• _Your objective_:
Revise the material from the line containing "volume-bar xyxy=(445,1808,458,1955)" through the line containing "volume-bar xyxy=(187,1847,200,1956)", both included, replacing "candle" with "candlestick" and leaving everything else unchanged. Give only those revised lines.
+===+
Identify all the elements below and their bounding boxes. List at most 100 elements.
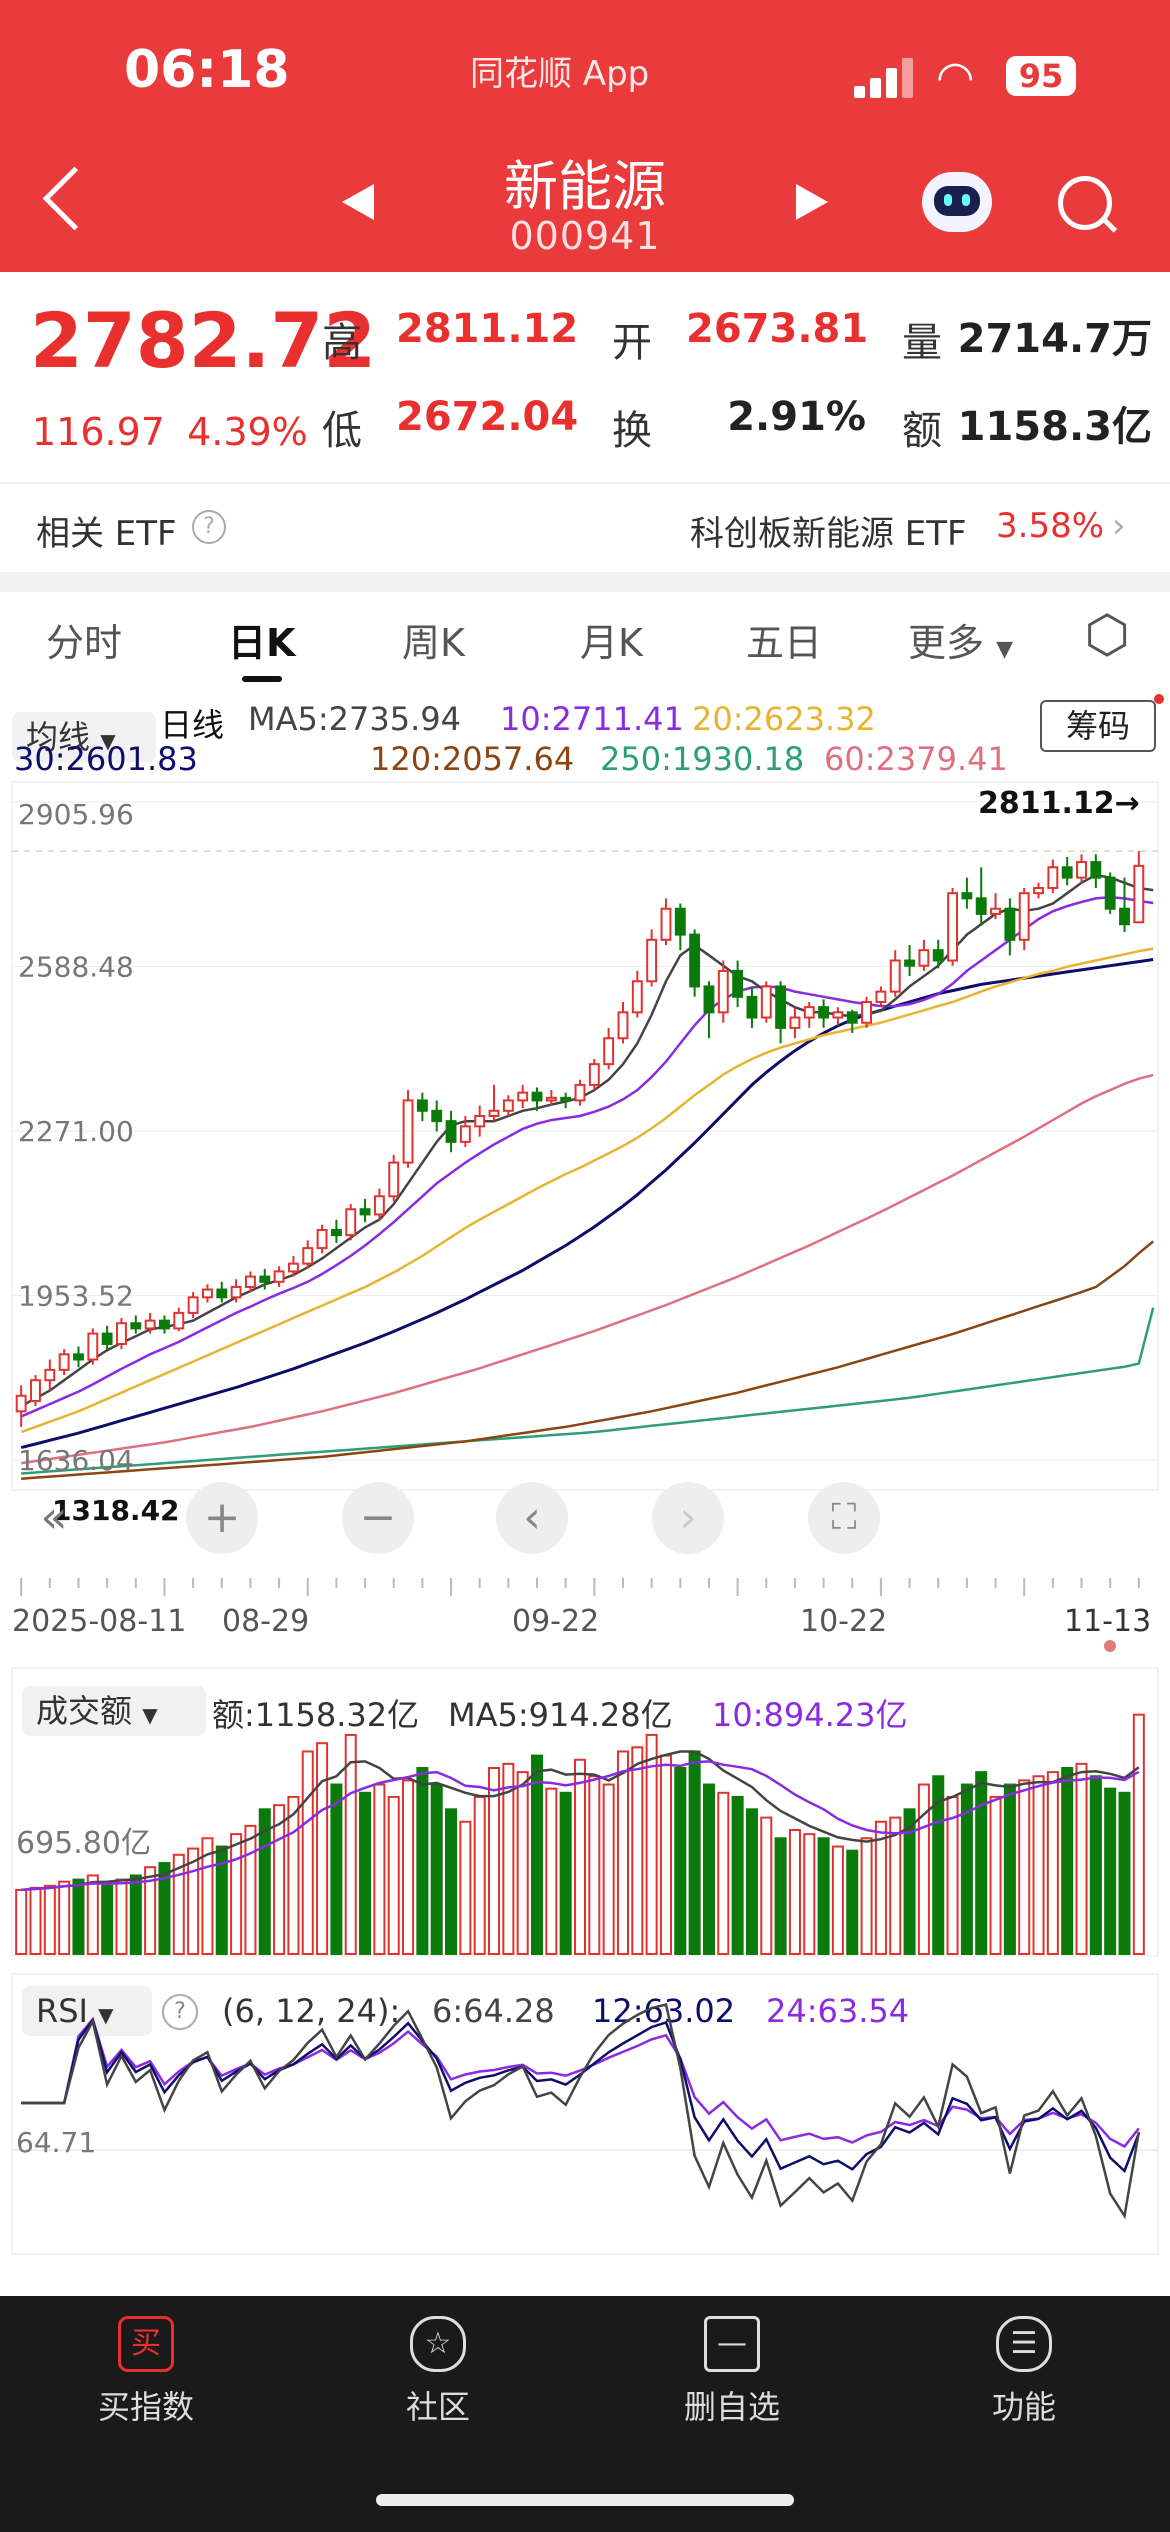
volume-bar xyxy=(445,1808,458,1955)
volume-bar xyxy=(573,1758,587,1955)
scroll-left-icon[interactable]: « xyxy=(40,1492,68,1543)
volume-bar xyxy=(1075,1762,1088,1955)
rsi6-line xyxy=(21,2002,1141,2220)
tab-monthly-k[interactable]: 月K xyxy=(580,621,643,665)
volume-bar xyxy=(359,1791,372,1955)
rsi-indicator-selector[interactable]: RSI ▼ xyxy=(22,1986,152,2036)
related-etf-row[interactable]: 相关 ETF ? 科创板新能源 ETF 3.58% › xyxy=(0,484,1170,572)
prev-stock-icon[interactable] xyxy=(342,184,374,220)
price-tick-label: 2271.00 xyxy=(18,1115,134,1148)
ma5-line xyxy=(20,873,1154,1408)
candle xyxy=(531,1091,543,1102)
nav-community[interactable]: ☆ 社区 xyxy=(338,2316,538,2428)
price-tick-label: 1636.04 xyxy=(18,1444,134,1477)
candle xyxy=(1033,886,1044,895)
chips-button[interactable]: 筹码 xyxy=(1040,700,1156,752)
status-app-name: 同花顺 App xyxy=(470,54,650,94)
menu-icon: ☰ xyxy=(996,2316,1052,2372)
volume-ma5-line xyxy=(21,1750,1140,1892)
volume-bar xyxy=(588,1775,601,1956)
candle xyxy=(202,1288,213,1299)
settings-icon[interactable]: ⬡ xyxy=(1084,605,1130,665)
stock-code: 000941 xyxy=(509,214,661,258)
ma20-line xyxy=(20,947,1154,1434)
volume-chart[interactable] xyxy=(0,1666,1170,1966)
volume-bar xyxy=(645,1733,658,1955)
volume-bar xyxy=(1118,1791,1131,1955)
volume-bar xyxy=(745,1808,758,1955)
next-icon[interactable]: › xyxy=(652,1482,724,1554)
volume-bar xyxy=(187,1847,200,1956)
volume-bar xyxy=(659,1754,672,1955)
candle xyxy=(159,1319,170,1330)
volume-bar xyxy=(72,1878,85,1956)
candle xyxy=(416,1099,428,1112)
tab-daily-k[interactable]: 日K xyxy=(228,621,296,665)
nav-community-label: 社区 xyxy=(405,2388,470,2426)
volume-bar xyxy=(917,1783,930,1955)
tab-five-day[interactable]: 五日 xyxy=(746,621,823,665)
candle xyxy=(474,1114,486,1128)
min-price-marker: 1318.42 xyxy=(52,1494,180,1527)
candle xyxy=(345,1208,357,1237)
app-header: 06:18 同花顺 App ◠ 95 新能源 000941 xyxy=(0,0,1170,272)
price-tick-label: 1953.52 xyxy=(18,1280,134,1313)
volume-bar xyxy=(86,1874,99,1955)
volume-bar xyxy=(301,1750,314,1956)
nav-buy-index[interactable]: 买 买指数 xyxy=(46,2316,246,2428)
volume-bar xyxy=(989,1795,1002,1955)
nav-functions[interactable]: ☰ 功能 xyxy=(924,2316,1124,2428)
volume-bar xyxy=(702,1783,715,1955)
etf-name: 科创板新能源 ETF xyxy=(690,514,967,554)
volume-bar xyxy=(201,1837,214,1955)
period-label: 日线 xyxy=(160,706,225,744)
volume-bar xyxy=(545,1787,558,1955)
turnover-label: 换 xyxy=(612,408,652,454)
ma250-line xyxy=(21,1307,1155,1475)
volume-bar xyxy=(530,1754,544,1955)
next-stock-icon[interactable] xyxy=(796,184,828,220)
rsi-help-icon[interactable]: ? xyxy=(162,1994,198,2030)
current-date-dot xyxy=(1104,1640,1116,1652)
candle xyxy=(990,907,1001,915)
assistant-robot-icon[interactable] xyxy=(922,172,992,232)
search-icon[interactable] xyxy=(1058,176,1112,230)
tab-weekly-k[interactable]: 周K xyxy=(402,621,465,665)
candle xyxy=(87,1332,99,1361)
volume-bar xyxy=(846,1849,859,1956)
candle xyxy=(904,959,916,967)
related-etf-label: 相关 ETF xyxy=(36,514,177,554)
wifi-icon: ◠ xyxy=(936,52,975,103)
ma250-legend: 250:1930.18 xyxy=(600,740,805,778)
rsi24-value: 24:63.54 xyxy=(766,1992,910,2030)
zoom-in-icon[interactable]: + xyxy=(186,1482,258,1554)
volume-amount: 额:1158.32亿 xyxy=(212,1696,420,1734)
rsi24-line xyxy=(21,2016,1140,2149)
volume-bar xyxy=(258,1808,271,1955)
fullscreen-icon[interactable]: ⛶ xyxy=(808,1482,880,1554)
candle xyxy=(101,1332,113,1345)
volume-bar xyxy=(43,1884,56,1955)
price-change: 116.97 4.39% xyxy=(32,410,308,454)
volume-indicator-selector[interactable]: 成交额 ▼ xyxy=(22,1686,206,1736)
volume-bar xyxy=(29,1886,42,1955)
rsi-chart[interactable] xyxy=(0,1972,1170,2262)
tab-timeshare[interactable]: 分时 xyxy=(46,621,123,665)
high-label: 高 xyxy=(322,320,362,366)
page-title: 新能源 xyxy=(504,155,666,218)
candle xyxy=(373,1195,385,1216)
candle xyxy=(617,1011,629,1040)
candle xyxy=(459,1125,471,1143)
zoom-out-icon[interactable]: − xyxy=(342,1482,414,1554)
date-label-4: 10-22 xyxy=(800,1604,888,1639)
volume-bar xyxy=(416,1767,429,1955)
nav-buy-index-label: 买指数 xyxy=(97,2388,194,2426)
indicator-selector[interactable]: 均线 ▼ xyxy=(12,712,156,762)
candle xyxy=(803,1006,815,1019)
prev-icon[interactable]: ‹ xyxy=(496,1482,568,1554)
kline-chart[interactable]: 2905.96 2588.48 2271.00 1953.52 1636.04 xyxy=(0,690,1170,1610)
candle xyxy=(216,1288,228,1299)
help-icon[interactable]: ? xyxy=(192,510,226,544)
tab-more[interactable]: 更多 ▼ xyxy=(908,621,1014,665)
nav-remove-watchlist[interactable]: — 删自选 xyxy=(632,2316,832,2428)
+===+
• _Response_:
volume-bar xyxy=(445,1808,458,1955)
volume-bar xyxy=(573,1758,587,1955)
scroll-left-icon[interactable]: « xyxy=(40,1492,68,1543)
volume-bar xyxy=(1075,1762,1088,1955)
rsi6-line xyxy=(21,2002,1141,2220)
tab-monthly-k[interactable]: 月K xyxy=(580,621,643,665)
volume-bar xyxy=(359,1791,372,1955)
rsi-indicator-selector[interactable]: RSI ▼ xyxy=(22,1986,152,2036)
related-etf-row[interactable]: 相关 ETF ? 科创板新能源 ETF 3.58% › xyxy=(0,484,1170,572)
prev-stock-icon[interactable] xyxy=(342,184,374,220)
price-tick-label: 2271.00 xyxy=(18,1115,134,1148)
ma5-line xyxy=(20,873,1154,1408)
candlestick xyxy=(531,1091,543,1102)
nav-community[interactable]: ☆ 社区 xyxy=(338,2316,538,2428)
price-tick-label: 1636.04 xyxy=(18,1444,134,1477)
candlestick xyxy=(1033,886,1044,895)
chips-button[interactable]: 筹码 xyxy=(1040,700,1156,752)
status-app-name: 同花顺 App xyxy=(470,54,650,94)
menu-icon: ☰ xyxy=(996,2316,1052,2372)
volume-ma5-line xyxy=(21,1750,1140,1892)
volume-bar xyxy=(588,1775,601,1956)
candlestick xyxy=(202,1288,213,1299)
settings-icon[interactable]: ⬡ xyxy=(1084,605,1130,665)
stock-code: 000941 xyxy=(509,214,661,258)
ma20-line xyxy=(20,947,1154,1434)
volume-chart[interactable] xyxy=(0,1666,1170,1966)
volume-bar xyxy=(645,1733,658,1955)
volume-bar xyxy=(1118,1791,1131,1955)
volume-bar xyxy=(745,1808,758,1955)
next-icon[interactable]: › xyxy=(652,1482,724,1554)
volume-bar xyxy=(187,1847,200,1956)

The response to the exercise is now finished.